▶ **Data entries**
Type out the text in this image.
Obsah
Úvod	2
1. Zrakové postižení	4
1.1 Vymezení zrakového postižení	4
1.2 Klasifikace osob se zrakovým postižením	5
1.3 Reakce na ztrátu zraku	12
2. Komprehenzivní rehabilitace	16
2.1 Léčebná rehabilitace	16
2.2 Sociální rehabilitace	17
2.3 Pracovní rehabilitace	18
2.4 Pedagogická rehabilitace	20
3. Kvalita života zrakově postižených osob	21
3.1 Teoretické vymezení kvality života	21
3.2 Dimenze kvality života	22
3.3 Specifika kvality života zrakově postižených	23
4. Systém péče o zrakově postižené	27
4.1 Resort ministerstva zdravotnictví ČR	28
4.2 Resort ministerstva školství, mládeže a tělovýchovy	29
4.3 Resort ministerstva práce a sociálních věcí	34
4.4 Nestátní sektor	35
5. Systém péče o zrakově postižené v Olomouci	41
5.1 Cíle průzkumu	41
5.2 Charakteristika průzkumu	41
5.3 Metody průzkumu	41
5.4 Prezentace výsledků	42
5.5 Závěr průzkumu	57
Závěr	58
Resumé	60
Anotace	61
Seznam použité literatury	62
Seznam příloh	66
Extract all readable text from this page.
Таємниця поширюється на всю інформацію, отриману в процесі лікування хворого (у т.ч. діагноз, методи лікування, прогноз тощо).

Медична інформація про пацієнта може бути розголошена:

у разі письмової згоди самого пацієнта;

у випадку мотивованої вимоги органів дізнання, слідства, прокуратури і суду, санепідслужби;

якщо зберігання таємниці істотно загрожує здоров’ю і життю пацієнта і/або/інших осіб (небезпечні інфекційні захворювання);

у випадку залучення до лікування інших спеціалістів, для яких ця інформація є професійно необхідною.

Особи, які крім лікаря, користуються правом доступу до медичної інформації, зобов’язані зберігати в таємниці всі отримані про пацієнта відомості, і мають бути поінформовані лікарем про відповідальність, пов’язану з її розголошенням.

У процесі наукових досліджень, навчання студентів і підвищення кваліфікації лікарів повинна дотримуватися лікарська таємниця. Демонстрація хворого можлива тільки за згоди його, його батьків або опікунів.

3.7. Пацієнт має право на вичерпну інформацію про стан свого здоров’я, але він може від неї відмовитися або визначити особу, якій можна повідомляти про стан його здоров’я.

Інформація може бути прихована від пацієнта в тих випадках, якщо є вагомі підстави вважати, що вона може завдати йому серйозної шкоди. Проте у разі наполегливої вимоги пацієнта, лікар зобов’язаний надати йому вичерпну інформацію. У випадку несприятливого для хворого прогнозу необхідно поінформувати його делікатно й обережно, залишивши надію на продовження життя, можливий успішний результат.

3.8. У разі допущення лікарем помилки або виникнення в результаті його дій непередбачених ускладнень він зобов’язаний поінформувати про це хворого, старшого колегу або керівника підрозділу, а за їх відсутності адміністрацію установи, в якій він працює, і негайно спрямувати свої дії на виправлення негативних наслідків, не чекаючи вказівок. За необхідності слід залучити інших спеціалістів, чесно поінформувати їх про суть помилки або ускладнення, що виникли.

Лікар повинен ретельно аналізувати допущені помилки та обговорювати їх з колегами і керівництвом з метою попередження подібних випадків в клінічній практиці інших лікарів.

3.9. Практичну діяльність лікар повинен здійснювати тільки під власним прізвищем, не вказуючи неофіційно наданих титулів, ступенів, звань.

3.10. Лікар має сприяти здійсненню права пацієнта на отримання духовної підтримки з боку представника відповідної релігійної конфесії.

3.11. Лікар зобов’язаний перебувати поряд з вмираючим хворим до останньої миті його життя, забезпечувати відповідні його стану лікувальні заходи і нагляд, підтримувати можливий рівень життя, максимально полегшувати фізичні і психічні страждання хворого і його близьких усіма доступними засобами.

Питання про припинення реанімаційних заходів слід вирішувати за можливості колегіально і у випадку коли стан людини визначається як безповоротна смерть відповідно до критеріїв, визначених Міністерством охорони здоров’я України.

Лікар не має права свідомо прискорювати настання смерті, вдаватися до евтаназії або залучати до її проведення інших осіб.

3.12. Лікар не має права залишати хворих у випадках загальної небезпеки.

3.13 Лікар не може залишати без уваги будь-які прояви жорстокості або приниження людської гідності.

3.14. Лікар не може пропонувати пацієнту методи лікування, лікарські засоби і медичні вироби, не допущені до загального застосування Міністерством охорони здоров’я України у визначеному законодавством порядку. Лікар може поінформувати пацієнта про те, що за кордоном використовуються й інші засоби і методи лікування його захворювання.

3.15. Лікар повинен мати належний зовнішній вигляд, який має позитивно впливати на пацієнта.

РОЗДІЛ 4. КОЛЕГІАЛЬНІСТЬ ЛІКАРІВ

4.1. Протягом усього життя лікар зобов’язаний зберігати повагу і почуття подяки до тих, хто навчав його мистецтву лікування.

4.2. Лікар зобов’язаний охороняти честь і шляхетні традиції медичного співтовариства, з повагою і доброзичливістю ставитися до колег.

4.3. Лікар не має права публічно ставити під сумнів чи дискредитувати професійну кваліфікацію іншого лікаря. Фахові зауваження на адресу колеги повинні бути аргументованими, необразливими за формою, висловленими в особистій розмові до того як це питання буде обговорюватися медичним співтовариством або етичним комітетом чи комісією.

▶ **To be done**
Using the listing above, return all lines where the word "zrakově" occurs.

▶ **Solved exercise**
3. Kvalita života zrakově postižených osob	21
3.3 Specifika kvality života zrakově postižených	23
4. Systém péče o zrakově postižené	27
5. Systém péče o zrakově postižené v Olomouci	41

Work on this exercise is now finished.